━━━ Given data
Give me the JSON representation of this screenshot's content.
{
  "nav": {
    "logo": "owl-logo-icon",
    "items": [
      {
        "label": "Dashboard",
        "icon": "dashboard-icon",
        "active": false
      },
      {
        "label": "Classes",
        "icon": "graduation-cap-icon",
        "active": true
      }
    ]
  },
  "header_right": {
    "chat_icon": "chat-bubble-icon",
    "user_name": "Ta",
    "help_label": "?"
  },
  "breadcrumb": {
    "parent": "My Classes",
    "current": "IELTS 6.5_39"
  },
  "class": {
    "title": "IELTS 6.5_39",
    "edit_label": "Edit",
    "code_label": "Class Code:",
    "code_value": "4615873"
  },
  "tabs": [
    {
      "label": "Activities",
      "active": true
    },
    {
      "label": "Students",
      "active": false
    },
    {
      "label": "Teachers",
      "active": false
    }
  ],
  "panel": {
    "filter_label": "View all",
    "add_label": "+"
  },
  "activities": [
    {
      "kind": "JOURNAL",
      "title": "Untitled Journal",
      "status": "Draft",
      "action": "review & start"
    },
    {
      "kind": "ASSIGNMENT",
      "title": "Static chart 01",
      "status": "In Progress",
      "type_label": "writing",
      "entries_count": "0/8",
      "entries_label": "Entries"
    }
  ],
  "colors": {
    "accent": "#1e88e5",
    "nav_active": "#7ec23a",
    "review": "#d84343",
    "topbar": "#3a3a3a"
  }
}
━━━━━━
━━━ Given data
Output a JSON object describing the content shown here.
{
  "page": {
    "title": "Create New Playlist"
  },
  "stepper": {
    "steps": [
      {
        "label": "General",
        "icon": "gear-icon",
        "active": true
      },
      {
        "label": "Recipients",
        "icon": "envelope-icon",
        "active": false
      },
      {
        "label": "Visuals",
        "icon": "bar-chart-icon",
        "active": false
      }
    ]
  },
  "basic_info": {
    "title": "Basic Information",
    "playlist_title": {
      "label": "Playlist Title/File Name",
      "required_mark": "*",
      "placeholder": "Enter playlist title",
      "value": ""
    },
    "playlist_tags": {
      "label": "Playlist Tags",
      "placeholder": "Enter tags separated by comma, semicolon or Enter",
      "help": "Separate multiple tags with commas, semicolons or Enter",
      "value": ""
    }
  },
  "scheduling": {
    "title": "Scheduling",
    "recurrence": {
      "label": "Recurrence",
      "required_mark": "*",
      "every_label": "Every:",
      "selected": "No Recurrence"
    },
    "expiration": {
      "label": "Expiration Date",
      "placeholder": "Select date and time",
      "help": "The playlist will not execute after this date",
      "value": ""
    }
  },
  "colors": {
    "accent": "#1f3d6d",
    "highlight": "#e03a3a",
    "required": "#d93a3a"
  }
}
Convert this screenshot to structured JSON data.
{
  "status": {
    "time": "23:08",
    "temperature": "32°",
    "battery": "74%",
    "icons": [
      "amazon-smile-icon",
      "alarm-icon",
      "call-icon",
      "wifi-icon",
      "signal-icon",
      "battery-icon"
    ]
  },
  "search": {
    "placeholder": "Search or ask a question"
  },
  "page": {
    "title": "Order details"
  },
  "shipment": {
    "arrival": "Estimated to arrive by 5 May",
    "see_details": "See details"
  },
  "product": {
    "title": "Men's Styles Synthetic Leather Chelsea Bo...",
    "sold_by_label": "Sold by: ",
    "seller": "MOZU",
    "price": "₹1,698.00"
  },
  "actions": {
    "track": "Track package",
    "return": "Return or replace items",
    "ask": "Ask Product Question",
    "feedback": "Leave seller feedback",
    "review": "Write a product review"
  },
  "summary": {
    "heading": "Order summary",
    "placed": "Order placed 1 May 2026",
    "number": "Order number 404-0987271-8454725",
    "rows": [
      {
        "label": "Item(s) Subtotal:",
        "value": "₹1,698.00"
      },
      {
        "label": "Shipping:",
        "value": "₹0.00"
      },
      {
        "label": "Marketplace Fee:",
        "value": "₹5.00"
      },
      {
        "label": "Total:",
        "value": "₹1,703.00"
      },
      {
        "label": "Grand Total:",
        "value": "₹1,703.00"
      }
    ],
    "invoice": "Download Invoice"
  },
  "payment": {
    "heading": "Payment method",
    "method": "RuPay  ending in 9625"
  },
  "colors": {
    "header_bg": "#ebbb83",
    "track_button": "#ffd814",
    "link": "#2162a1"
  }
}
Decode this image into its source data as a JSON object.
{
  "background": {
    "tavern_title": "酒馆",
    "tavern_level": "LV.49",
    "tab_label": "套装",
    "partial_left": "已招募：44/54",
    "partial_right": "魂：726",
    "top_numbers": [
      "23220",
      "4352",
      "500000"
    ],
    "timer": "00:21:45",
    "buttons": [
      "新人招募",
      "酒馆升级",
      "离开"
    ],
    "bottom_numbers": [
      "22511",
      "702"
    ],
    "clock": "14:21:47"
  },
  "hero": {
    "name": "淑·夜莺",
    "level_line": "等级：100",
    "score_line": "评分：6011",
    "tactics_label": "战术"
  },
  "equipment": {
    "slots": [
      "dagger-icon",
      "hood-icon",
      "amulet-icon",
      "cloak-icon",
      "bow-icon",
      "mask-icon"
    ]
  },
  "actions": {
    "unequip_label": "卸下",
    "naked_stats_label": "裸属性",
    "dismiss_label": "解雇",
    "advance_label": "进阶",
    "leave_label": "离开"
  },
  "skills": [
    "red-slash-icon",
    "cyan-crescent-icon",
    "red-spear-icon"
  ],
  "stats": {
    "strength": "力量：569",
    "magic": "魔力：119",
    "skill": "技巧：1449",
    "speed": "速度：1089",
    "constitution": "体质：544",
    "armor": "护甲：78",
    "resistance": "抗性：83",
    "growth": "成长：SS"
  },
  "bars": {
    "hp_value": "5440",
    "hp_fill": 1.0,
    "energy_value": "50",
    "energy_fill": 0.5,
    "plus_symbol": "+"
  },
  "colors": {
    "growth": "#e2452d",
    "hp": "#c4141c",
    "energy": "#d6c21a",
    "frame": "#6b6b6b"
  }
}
━━━━━━
--- Aim ---
Copy out all lines from the material above that contain the string "chart".

--- Written solution ---
      "title": "Static chart 01",
        "icon": "bar-chart-icon",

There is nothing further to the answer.